EXERCISE BRIEF – Only the pictures stay out; every record is to be quoted exactly.

DATA ENTRIES –
+++
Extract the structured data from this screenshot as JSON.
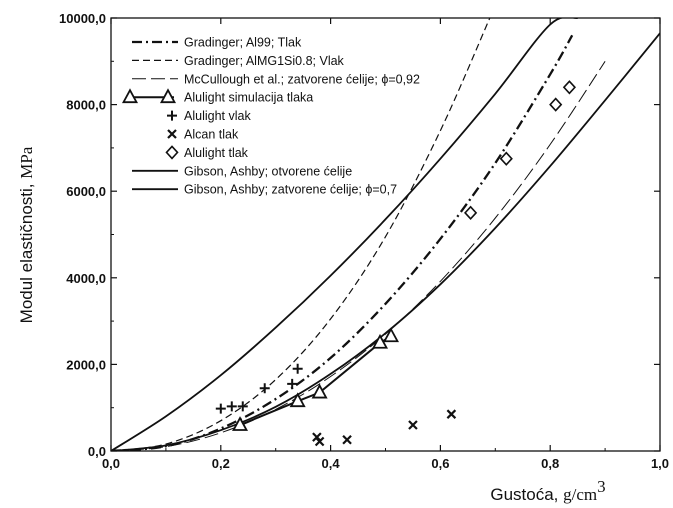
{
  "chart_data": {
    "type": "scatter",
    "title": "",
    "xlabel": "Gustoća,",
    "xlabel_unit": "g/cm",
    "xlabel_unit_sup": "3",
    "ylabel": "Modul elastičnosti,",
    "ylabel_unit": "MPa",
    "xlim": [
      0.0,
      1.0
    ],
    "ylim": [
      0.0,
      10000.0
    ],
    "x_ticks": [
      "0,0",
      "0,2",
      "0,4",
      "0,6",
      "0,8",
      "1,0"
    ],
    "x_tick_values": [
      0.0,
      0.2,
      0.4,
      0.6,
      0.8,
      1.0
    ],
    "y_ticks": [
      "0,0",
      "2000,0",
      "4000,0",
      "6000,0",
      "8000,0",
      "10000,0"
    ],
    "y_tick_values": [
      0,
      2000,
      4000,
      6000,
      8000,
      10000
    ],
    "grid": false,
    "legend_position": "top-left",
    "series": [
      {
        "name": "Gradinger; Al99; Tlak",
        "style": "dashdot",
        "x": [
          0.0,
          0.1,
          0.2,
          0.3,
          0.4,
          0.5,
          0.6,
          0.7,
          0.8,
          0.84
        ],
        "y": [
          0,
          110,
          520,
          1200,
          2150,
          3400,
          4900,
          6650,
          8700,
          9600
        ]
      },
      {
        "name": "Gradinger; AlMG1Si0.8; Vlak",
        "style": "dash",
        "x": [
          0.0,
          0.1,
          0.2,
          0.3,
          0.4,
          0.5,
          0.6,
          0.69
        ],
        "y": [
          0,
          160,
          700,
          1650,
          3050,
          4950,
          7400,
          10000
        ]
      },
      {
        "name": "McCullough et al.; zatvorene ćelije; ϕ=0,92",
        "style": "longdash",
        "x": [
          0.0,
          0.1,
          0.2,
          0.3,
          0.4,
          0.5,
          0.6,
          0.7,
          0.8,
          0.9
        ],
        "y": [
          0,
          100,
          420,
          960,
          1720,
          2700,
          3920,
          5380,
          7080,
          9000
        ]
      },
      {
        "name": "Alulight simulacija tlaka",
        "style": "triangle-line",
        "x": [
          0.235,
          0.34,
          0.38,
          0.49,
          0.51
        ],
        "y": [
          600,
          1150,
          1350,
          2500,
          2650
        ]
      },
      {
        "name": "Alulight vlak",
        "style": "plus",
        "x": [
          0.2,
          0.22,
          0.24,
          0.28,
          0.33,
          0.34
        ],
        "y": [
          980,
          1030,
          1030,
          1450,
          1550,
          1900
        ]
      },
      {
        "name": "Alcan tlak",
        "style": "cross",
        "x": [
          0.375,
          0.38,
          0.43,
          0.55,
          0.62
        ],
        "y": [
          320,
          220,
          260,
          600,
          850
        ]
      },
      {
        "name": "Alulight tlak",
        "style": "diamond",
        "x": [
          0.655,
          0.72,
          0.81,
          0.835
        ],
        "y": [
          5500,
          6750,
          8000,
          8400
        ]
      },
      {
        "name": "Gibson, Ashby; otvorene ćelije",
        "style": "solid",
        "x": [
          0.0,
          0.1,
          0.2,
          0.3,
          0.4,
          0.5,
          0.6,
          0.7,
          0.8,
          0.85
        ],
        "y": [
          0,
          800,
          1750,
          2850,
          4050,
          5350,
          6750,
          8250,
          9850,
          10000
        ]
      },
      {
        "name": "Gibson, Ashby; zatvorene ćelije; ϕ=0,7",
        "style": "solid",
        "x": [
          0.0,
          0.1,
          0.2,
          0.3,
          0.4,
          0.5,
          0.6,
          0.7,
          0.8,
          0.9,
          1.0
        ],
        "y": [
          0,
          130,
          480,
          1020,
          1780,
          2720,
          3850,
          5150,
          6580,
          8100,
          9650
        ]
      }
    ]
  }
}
+++
FINISHED TASK –
Extract the structured data from this screenshot as JSON.
{
  "chart_data": {
    "type": "scatter",
    "title": "",
    "xlabel": "Gustoća,",
    "xlabel_unit": "g/cm",
    "xlabel_unit_sup": "3",
    "ylabel": "Modul elastičnosti,",
    "ylabel_unit": "MPa",
    "xlim": [
      0.0,
      1.0
    ],
    "ylim": [
      0.0,
      10000.0
    ],
    "x_ticks": [
      "0,0",
      "0,2",
      "0,4",
      "0,6",
      "0,8",
      "1,0"
    ],
    "x_tick_values": [
      0.0,
      0.2,
      0.4,
      0.6,
      0.8,
      1.0
    ],
    "y_ticks": [
      "0,0",
      "2000,0",
      "4000,0",
      "6000,0",
      "8000,0",
      "10000,0"
    ],
    "y_tick_values": [
      0,
      2000,
      4000,
      6000,
      8000,
      10000
    ],
    "grid": false,
    "legend_position": "top-left",
    "series": [
      {
        "name": "Gradinger; Al99; Tlak",
        "style": "dashdot",
        "x": [
          0.0,
          0.1,
          0.2,
          0.3,
          0.4,
          0.5,
          0.6,
          0.7,
          0.8,
          0.84
        ],
        "y": [
          0,
          110,
          520,
          1200,
          2150,
          3400,
          4900,
          6650,
          8700,
          9600
        ]
      },
      {
        "name": "Gradinger; AlMG1Si0.8; Vlak",
        "style": "dash",
        "x": [
          0.0,
          0.1,
          0.2,
          0.3,
          0.4,
          0.5,
          0.6,
          0.69
        ],
        "y": [
          0,
          160,
          700,
          1650,
          3050,
          4950,
          7400,
          10000
        ]
      },
      {
        "name": "McCullough et al.; zatvorene ćelije; ϕ=0,92",
        "style": "longdash",
        "x": [
          0.0,
          0.1,
          0.2,
          0.3,
          0.4,
          0.5,
          0.6,
          0.7,
          0.8,
          0.9
        ],
        "y": [
          0,
          100,
          420,
          960,
          1720,
          2700,
          3920,
          5380,
          7080,
          9000
        ]
      },
      {
        "name": "Alulight simulacija tlaka",
        "style": "triangle-line",
        "x": [
          0.235,
          0.34,
          0.38,
          0.49,
          0.51
        ],
        "y": [
          600,
          1150,
          1350,
          2500,
          2650
        ]
      },
      {
        "name": "Alulight vlak",
        "style": "plus",
        "x": [
          0.2,
          0.22,
          0.24,
          0.28,
          0.33,
          0.34
        ],
        "y": [
          980,
          1030,
          1030,
          1450,
          1550,
          1900
        ]
      },
      {
        "name": "Alcan tlak",
        "style": "cross",
        "x": [
          0.375,
          0.38,
          0.43,
          0.55,
          0.62
        ],
        "y": [
          320,
          220,
          260,
          600,
          850
        ]
      },
      {
        "name": "Alulight tlak",
        "style": "diamond",
        "x": [
          0.655,
          0.72,
          0.81,
          0.835
        ],
        "y": [
          5500,
          6750,
          8000,
          8400
        ]
      },
      {
        "name": "Gibson, Ashby; otvorene ćelije",
        "style": "solid",
        "x": [
          0.0,
          0.1,
          0.2,
          0.3,
          0.4,
          0.5,
          0.6,
          0.7,
          0.8,
          0.85
        ],
        "y": [
          0,
          800,
          1750,
          2850,
          4050,
          5350,
          6750,
          8250,
          9850,
          10000
        ]
      },
      {
        "name": "Gibson, Ashby; zatvorene ćelije; ϕ=0,7",
        "style": "solid",
        "x": [
          0.0,
          0.1,
          0.2,
          0.3,
          0.4,
          0.5,
          0.6,
          0.7,
          0.8,
          0.9,
          1.0
        ],
        "y": [
          0,
          130,
          480,
          1020,
          1780,
          2720,
          3850,
          5150,
          6580,
          8100,
          9650
        ]
      }
    ]
  }
}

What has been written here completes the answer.